■ Dataset ■
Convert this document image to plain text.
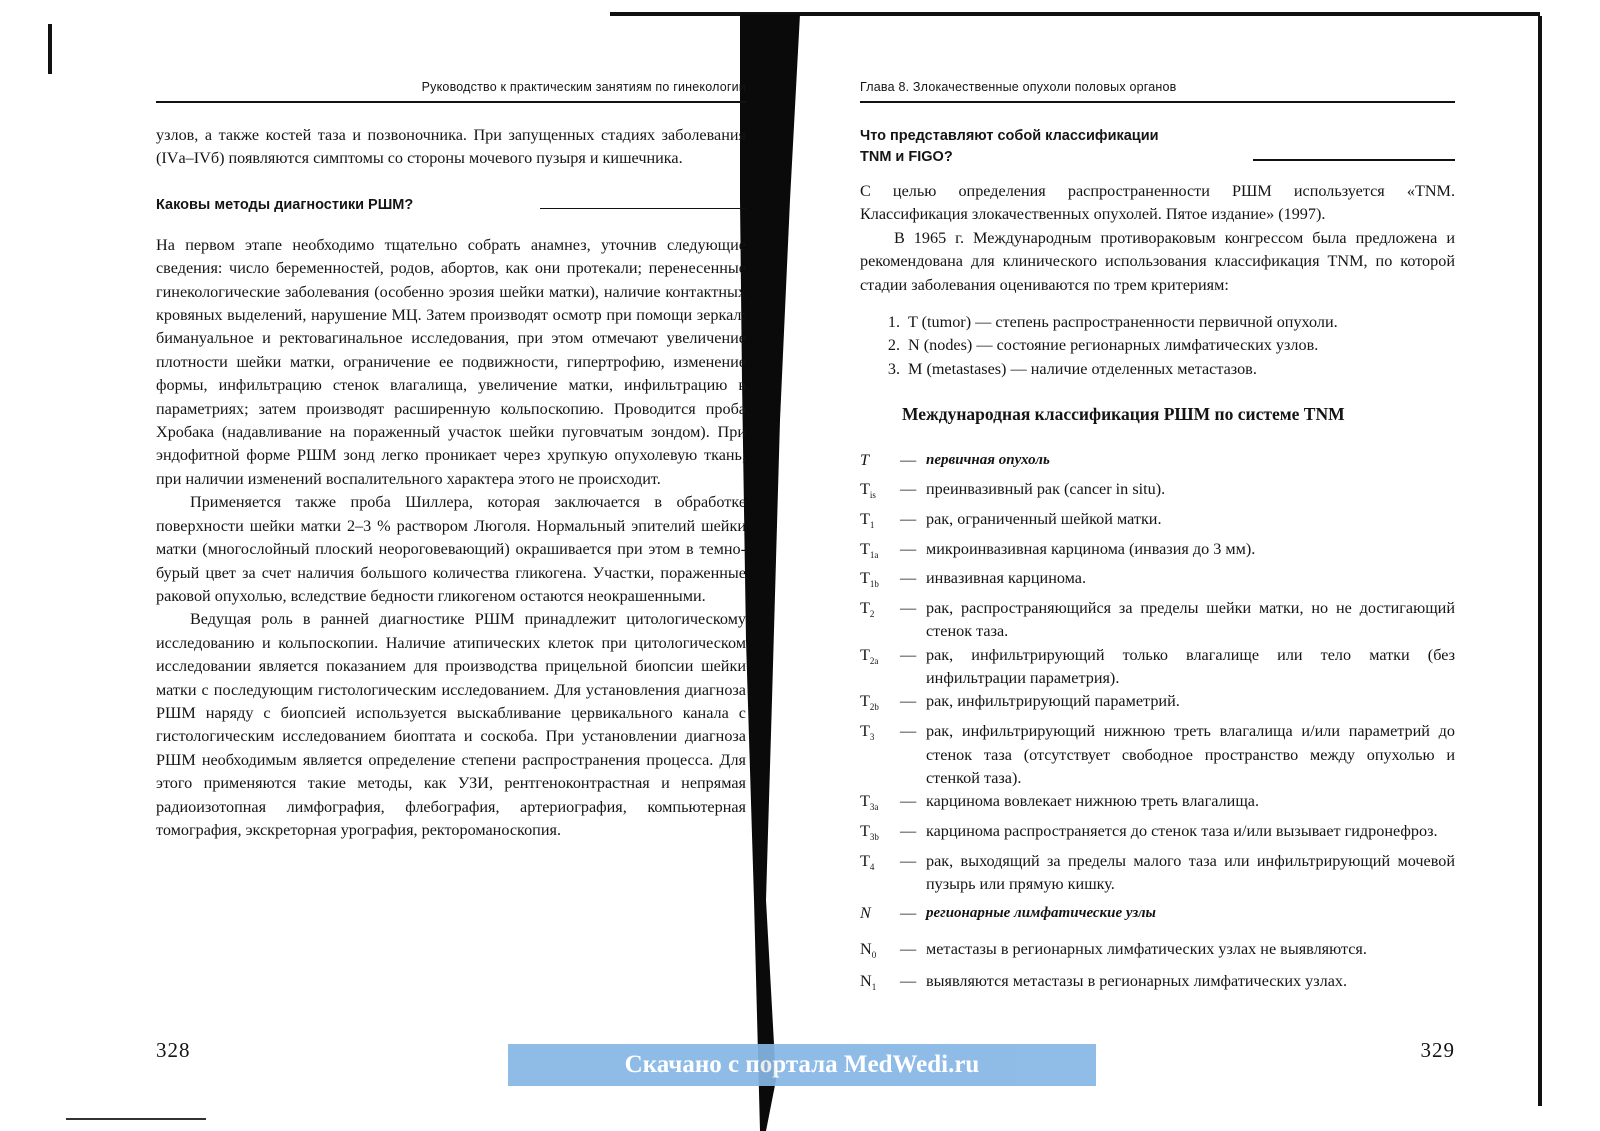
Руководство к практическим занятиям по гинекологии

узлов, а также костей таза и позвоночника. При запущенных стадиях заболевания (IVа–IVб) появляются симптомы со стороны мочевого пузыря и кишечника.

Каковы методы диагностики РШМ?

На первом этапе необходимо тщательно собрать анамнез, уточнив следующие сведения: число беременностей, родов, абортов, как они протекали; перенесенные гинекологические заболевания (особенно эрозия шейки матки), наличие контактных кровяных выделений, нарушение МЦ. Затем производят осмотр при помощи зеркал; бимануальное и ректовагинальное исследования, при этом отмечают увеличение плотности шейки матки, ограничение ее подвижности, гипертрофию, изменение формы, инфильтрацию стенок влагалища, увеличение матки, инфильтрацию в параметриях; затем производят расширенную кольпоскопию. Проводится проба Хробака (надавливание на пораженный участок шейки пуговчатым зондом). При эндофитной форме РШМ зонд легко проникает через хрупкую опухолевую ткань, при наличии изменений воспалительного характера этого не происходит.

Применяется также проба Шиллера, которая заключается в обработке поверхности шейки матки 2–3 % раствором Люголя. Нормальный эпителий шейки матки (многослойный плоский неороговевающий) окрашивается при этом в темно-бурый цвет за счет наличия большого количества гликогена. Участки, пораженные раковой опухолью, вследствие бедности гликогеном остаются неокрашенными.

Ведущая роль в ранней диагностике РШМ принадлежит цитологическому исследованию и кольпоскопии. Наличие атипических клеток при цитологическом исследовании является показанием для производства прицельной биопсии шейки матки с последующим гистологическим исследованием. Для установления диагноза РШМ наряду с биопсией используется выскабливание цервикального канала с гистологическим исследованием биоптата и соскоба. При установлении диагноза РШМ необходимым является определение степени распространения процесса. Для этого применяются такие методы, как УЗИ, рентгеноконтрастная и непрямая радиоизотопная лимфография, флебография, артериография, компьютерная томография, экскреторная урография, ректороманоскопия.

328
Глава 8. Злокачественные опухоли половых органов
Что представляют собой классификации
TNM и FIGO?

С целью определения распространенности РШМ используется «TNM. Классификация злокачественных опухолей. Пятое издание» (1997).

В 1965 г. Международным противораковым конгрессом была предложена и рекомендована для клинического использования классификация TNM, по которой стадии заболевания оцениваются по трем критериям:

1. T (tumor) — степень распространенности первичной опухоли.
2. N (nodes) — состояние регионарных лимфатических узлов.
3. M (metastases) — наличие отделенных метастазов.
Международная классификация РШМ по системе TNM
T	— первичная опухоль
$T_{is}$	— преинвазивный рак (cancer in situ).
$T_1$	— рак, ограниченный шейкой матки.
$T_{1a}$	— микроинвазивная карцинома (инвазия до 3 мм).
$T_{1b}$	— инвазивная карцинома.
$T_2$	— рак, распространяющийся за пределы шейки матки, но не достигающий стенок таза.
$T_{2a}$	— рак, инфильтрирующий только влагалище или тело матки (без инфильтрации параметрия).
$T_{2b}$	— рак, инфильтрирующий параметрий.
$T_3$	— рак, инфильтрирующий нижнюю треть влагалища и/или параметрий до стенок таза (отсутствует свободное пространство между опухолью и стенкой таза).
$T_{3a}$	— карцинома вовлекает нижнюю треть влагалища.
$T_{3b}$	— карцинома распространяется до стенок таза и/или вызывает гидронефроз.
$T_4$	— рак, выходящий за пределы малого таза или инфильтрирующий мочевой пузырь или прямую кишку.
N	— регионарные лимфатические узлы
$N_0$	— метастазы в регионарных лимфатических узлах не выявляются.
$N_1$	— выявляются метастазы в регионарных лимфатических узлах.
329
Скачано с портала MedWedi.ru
...
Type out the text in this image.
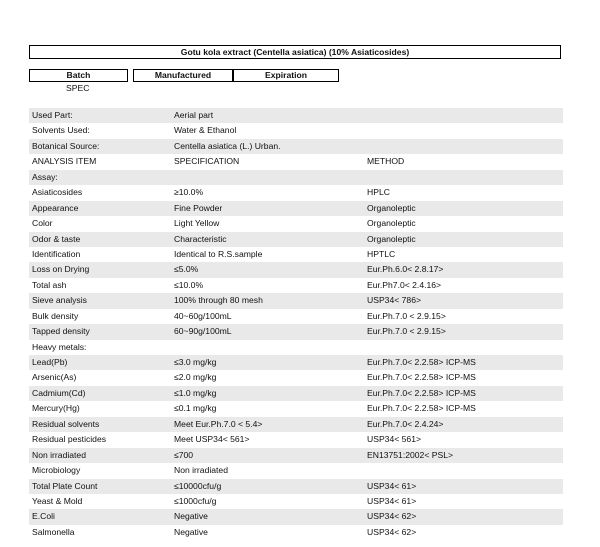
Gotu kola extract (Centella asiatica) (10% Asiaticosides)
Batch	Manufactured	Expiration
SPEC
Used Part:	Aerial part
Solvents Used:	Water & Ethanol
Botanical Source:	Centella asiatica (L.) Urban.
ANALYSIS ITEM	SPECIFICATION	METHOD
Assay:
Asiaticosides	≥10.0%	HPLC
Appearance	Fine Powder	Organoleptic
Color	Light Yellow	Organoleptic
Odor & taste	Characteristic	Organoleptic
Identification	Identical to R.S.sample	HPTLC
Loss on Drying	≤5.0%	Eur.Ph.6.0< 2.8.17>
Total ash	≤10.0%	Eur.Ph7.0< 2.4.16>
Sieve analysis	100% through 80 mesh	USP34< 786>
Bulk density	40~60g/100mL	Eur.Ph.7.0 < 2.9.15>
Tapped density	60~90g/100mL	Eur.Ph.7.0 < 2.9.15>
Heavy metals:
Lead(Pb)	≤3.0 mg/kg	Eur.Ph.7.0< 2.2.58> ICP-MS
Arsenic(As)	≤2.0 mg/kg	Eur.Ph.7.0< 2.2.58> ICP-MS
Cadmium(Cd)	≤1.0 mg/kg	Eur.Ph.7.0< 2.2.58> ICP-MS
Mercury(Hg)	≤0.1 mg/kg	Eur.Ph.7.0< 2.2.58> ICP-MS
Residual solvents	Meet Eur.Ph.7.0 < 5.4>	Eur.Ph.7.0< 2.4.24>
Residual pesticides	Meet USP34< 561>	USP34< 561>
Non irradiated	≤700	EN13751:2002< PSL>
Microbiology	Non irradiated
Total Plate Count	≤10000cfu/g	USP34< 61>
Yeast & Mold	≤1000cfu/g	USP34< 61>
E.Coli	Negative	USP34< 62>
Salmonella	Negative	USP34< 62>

■ What to work on ■
After identifying the lines above that contain "irradiated", copy each one.

■ Reply to the task ■
Non irradiated	≤700	EN13751:2002< PSL>
Microbiology	Non irradiated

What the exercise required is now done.